--- BEGIN LISTING ---

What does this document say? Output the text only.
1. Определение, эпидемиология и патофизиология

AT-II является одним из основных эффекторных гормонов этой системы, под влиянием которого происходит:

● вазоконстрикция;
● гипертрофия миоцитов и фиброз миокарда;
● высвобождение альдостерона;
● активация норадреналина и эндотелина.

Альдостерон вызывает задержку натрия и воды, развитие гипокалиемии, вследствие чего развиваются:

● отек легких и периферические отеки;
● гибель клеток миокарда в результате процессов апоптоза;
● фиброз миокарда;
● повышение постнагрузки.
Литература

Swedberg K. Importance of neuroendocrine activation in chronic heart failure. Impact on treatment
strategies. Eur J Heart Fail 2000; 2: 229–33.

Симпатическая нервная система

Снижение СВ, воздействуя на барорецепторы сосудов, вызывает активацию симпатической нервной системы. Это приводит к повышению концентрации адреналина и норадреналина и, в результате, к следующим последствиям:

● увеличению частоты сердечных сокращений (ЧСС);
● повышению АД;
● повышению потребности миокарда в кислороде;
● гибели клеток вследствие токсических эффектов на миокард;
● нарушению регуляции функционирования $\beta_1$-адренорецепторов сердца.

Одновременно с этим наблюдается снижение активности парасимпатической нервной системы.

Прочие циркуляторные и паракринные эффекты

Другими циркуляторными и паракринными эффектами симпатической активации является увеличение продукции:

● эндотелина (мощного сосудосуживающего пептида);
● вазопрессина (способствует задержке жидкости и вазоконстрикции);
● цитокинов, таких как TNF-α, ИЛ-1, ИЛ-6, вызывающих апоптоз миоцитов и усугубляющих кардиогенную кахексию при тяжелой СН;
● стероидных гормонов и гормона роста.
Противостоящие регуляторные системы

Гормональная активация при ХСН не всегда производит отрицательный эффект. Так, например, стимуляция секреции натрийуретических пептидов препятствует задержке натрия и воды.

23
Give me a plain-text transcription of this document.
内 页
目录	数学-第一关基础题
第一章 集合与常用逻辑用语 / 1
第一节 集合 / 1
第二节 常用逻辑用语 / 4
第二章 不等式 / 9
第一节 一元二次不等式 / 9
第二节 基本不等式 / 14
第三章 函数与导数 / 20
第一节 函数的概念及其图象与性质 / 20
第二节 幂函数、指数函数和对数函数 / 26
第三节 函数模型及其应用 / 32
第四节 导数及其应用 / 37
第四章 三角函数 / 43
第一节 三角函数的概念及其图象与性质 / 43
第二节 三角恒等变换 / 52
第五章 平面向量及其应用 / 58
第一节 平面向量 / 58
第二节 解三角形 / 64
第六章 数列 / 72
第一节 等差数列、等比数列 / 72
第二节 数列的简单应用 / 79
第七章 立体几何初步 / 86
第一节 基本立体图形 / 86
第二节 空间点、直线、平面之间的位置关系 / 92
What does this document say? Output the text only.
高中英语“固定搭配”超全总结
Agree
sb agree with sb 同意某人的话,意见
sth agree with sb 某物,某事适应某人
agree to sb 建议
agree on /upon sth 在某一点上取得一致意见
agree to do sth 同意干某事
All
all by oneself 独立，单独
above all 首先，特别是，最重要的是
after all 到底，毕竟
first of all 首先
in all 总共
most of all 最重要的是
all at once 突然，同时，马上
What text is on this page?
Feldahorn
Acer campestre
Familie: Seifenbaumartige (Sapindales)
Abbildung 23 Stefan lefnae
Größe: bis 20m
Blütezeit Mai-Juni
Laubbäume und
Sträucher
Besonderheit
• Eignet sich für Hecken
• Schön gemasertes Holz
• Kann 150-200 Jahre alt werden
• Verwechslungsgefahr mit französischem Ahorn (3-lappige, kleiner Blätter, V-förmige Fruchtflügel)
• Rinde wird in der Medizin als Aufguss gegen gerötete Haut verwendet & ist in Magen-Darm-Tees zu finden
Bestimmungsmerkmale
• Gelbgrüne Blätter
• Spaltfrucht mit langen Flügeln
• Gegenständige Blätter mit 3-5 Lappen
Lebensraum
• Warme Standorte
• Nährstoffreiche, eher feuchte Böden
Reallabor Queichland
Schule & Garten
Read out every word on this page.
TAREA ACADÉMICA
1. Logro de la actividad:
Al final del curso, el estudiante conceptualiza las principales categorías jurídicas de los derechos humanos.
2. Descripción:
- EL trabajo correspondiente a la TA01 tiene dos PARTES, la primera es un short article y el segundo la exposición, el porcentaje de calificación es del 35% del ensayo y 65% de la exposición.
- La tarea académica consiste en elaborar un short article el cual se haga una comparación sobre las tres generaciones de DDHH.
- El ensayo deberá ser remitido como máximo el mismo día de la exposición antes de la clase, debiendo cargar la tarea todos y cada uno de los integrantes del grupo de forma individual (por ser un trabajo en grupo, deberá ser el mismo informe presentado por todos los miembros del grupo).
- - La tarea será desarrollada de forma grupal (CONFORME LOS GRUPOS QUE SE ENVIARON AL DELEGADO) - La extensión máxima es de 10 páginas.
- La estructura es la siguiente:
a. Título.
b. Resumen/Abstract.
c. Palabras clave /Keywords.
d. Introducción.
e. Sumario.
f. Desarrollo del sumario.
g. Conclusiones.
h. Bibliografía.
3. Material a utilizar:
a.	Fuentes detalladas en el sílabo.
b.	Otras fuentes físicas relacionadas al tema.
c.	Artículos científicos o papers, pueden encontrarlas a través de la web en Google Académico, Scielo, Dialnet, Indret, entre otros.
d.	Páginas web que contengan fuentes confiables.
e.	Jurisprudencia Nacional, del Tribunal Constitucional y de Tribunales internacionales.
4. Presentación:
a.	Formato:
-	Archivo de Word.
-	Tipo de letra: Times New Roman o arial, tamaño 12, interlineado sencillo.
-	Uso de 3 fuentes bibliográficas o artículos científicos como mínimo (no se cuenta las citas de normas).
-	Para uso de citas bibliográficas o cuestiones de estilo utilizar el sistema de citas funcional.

--- END LISTING ---

DIRECTIVE: Find every line that holds "воды" and copy it.

WORKED ANSWER:
Альдостерон вызывает задержку натрия и воды, развитие гипокалиемии, вследствие чего развиваются:
Гормональная активация при ХСН не всегда производит отрицательный эффект. Так, например, стимуляция секреции натрийуретических пептидов препятствует задержке натрия и воды.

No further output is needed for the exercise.